___ Given records
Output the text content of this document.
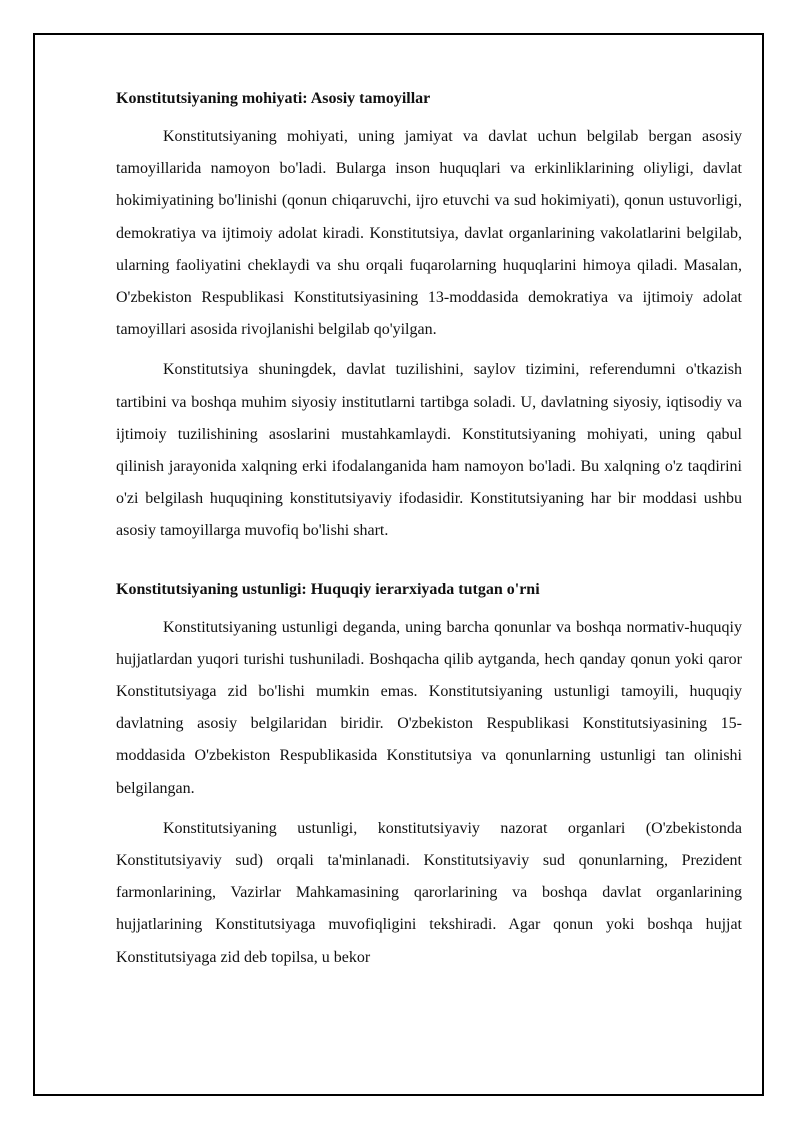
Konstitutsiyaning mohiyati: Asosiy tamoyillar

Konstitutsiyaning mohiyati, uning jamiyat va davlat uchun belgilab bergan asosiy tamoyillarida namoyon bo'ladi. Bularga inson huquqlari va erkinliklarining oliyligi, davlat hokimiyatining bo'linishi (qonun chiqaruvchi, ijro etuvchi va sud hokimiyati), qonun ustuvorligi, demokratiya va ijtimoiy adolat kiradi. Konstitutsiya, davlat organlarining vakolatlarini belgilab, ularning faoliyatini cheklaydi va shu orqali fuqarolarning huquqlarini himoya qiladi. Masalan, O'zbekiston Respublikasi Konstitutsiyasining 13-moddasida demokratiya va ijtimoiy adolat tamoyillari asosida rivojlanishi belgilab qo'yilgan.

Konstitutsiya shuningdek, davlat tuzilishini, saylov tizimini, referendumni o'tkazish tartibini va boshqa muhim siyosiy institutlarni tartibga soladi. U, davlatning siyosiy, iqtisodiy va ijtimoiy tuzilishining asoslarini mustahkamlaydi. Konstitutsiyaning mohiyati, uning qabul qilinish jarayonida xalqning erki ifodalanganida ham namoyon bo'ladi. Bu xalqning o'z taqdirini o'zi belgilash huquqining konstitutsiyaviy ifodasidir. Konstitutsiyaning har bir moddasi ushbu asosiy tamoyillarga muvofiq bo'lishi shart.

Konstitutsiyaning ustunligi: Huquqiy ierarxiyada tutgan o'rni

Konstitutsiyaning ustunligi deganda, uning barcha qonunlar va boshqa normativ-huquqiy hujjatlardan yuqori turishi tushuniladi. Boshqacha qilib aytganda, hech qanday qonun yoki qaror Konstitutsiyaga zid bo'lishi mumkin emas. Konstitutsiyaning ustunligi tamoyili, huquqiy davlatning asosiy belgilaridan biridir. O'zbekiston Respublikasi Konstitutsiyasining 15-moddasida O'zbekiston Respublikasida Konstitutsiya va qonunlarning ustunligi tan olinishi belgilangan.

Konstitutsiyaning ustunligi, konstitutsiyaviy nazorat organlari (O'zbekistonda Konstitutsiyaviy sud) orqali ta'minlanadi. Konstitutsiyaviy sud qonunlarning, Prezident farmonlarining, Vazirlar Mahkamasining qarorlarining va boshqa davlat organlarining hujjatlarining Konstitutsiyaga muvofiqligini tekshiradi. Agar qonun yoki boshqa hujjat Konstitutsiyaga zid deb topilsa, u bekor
______
___ Given records
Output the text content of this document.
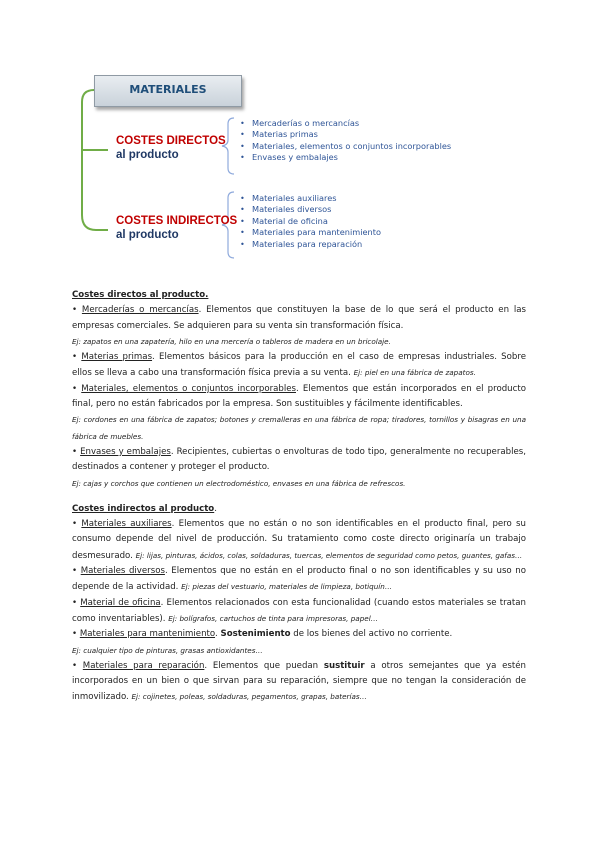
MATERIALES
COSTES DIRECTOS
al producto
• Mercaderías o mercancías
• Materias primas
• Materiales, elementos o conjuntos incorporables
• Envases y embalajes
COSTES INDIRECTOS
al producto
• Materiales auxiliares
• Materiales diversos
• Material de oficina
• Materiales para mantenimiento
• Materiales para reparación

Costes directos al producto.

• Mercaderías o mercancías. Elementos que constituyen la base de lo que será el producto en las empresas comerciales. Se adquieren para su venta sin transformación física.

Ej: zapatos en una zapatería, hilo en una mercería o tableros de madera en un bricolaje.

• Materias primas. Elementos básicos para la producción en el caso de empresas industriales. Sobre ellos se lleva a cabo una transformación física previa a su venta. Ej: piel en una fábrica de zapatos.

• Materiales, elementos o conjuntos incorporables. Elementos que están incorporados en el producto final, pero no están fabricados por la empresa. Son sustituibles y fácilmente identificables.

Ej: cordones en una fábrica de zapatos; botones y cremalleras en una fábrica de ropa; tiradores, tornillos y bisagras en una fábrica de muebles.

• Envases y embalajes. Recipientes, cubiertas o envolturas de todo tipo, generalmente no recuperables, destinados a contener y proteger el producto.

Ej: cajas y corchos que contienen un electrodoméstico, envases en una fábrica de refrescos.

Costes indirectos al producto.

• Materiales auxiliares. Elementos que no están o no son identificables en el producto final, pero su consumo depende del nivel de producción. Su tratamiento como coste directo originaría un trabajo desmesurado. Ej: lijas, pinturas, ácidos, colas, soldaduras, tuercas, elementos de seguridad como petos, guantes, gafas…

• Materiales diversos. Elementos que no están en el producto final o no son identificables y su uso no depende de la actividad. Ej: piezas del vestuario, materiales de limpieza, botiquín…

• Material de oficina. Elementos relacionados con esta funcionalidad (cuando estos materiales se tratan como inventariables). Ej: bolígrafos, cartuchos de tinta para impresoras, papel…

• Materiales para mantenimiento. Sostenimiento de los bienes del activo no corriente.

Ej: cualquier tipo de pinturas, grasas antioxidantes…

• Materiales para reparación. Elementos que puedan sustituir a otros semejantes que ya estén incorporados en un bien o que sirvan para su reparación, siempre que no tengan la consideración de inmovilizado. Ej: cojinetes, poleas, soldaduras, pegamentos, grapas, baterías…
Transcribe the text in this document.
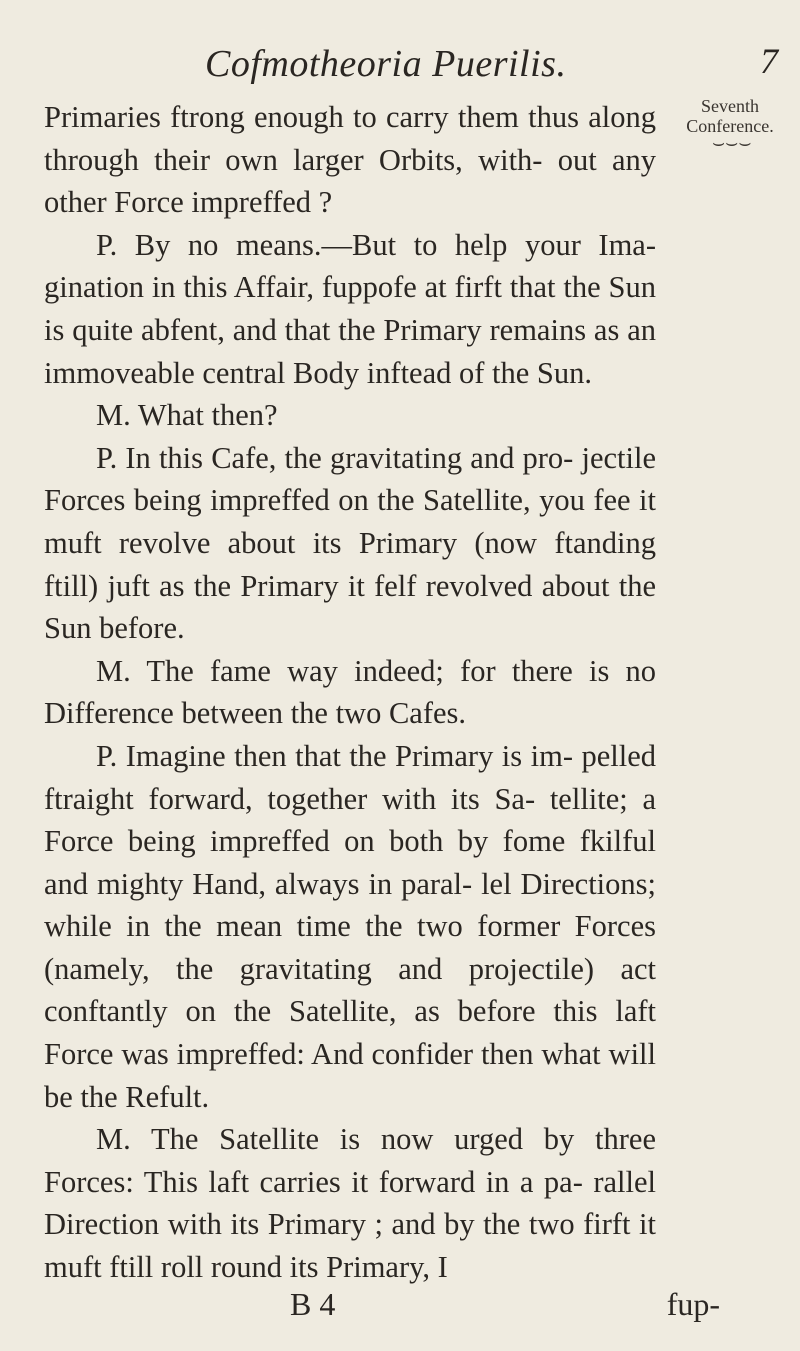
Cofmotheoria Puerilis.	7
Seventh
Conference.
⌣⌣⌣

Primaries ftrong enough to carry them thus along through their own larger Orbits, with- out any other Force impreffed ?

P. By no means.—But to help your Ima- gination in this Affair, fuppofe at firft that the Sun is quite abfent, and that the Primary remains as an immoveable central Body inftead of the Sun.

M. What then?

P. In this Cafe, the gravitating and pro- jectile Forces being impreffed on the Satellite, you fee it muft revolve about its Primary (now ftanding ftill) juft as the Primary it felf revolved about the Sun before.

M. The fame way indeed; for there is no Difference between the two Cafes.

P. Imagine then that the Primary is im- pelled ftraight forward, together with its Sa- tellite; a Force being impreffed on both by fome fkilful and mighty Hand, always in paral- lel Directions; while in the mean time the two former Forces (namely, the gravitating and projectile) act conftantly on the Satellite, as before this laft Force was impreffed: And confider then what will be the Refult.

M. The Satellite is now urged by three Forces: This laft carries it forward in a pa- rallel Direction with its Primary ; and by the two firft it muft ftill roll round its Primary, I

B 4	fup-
______
## Task details
Track down the lines that include the word "conjuntos" and copy them.

## Task answer
• Materiales, elementos o conjuntos incorporables
• Materiales, elementos o conjuntos incorporables. Elementos que están incorporados en el producto final, pero no están fabricados por la empresa. Son sustituibles y fácilmente identificables.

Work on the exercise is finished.